### Goal
Write the data out again exactly, with no pictures.

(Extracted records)
========================================

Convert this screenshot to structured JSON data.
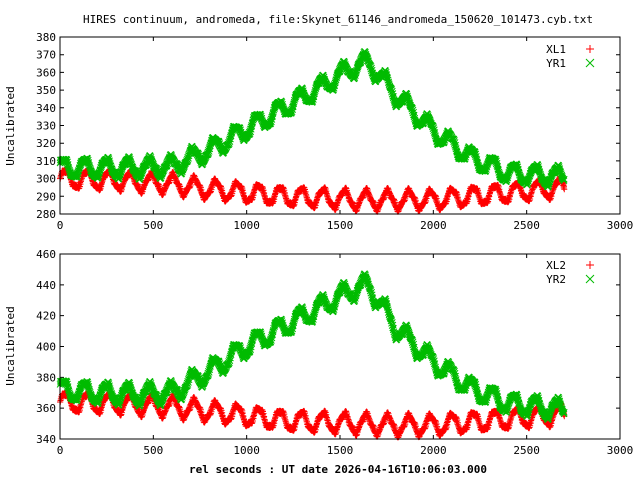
{
  "title": "HIRES continuum, andromeda, file:Skynet_61146_andromeda_150620_101473.cyb.txt",
  "xlabel": "rel seconds : UT date 2026-04-16T10:06:03.000",
  "chart_data": [
    {
      "type": "scatter",
      "ylabel": "Uncalibrated",
      "xlim": [
        0,
        3000
      ],
      "ylim": [
        280,
        380
      ],
      "xticks": [
        0,
        500,
        1000,
        1500,
        2000,
        2500,
        3000
      ],
      "yticks": [
        280,
        290,
        300,
        310,
        320,
        330,
        340,
        350,
        360,
        370,
        380
      ],
      "legend_position": "top-right",
      "series": [
        {
          "name": "XL1",
          "color": "#ff0000",
          "marker": "plus",
          "trend": {
            "x": [
              0,
              300,
              600,
              800,
              1000,
              1200,
              1400,
              1600,
              1800,
              2000,
              2200,
              2400,
              2700
            ],
            "y": [
              300,
              299,
              297,
              294,
              292,
              290,
              289,
              288,
              288,
              288,
              290,
              292,
              295
            ]
          },
          "amplitude": 5,
          "x_range": [
            0,
            2700
          ]
        },
        {
          "name": "YR1",
          "color": "#00bb00",
          "marker": "cross",
          "trend": {
            "x": [
              0,
              200,
              400,
              600,
              800,
              1000,
              1200,
              1400,
              1550,
              1650,
              1800,
              2000,
              2200,
              2400,
              2700
            ],
            "y": [
              306,
              306,
              306,
              307,
              316,
              328,
              340,
              352,
              362,
              366,
              347,
              327,
              312,
              303,
              301
            ],
            "extra": []
          },
          "amplitude": 5,
          "x_range": [
            0,
            2700
          ]
        }
      ]
    },
    {
      "type": "scatter",
      "ylabel": "Uncalibrated",
      "xlim": [
        0,
        3000
      ],
      "ylim": [
        340,
        460
      ],
      "xticks": [
        0,
        500,
        1000,
        1500,
        2000,
        2500,
        3000
      ],
      "yticks": [
        340,
        360,
        380,
        400,
        420,
        440,
        460
      ],
      "legend_position": "top-right",
      "series": [
        {
          "name": "XL2",
          "color": "#ff0000",
          "marker": "plus",
          "trend": {
            "x": [
              0,
              300,
              600,
              800,
              1000,
              1200,
              1400,
              1600,
              1800,
              2000,
              2200,
              2400,
              2700
            ],
            "y": [
              364,
              363,
              361,
              358,
              355,
              352,
              351,
              350,
              349,
              349,
              351,
              353,
              356
            ]
          },
          "amplitude": 6,
          "x_range": [
            0,
            2700
          ]
        },
        {
          "name": "YR2",
          "color": "#00bb00",
          "marker": "cross",
          "trend": {
            "x": [
              0,
              200,
              400,
              600,
              800,
              1000,
              1200,
              1400,
              1550,
              1650,
              1800,
              2000,
              2200,
              2400,
              2700
            ],
            "y": [
              372,
              370,
              369,
              370,
              384,
              400,
              413,
              426,
              436,
              440,
              412,
              390,
              373,
              363,
              359
            ]
          },
          "amplitude": 6,
          "x_range": [
            0,
            2700
          ]
        }
      ]
    }
  ]
}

========================================

### Task output
Convert this screenshot to structured JSON data.
{
  "title": "HIRES continuum, andromeda, file:Skynet_61146_andromeda_150620_101473.cyb.txt",
  "xlabel": "rel seconds : UT date 2026-04-16T10:06:03.000",
  "chart_data": [
    {
      "type": "scatter",
      "ylabel": "Uncalibrated",
      "xlim": [
        0,
        3000
      ],
      "ylim": [
        280,
        380
      ],
      "xticks": [
        0,
        500,
        1000,
        1500,
        2000,
        2500,
        3000
      ],
      "yticks": [
        280,
        290,
        300,
        310,
        320,
        330,
        340,
        350,
        360,
        370,
        380
      ],
      "legend_position": "top-right",
      "series": [
        {
          "name": "XL1",
          "color": "#ff0000",
          "marker": "plus",
          "trend": {
            "x": [
              0,
              300,
              600,
              800,
              1000,
              1200,
              1400,
              1600,
              1800,
              2000,
              2200,
              2400,
              2700
            ],
            "y": [
              300,
              299,
              297,
              294,
              292,
              290,
              289,
              288,
              288,
              288,
              290,
              292,
              295
            ]
          },
          "amplitude": 5,
          "x_range": [
            0,
            2700
          ]
        },
        {
          "name": "YR1",
          "color": "#00bb00",
          "marker": "cross",
          "trend": {
            "x": [
              0,
              200,
              400,
              600,
              800,
              1000,
              1200,
              1400,
              1550,
              1650,
              1800,
              2000,
              2200,
              2400,
              2700
            ],
            "y": [
              306,
              306,
              306,
              307,
              316,
              328,
              340,
              352,
              362,
              366,
              347,
              327,
              312,
              303,
              301
            ],
            "extra": []
          },
          "amplitude": 5,
          "x_range": [
            0,
            2700
          ]
        }
      ]
    },
    {
      "type": "scatter",
      "ylabel": "Uncalibrated",
      "xlim": [
        0,
        3000
      ],
      "ylim": [
        340,
        460
      ],
      "xticks": [
        0,
        500,
        1000,
        1500,
        2000,
        2500,
        3000
      ],
      "yticks": [
        340,
        360,
        380,
        400,
        420,
        440,
        460
      ],
      "legend_position": "top-right",
      "series": [
        {
          "name": "XL2",
          "color": "#ff0000",
          "marker": "plus",
          "trend": {
            "x": [
              0,
              300,
              600,
              800,
              1000,
              1200,
              1400,
              1600,
              1800,
              2000,
              2200,
              2400,
              2700
            ],
            "y": [
              364,
              363,
              361,
              358,
              355,
              352,
              351,
              350,
              349,
              349,
              351,
              353,
              356
            ]
          },
          "amplitude": 6,
          "x_range": [
            0,
            2700
          ]
        },
        {
          "name": "YR2",
          "color": "#00bb00",
          "marker": "cross",
          "trend": {
            "x": [
              0,
              200,
              400,
              600,
              800,
              1000,
              1200,
              1400,
              1550,
              1650,
              1800,
              2000,
              2200,
              2400,
              2700
            ],
            "y": [
              372,
              370,
              369,
              370,
              384,
              400,
              413,
              426,
              436,
              440,
              412,
              390,
              373,
              363,
              359
            ]
          },
          "amplitude": 6,
          "x_range": [
            0,
            2700
          ]
        }
      ]
    }
  ]
}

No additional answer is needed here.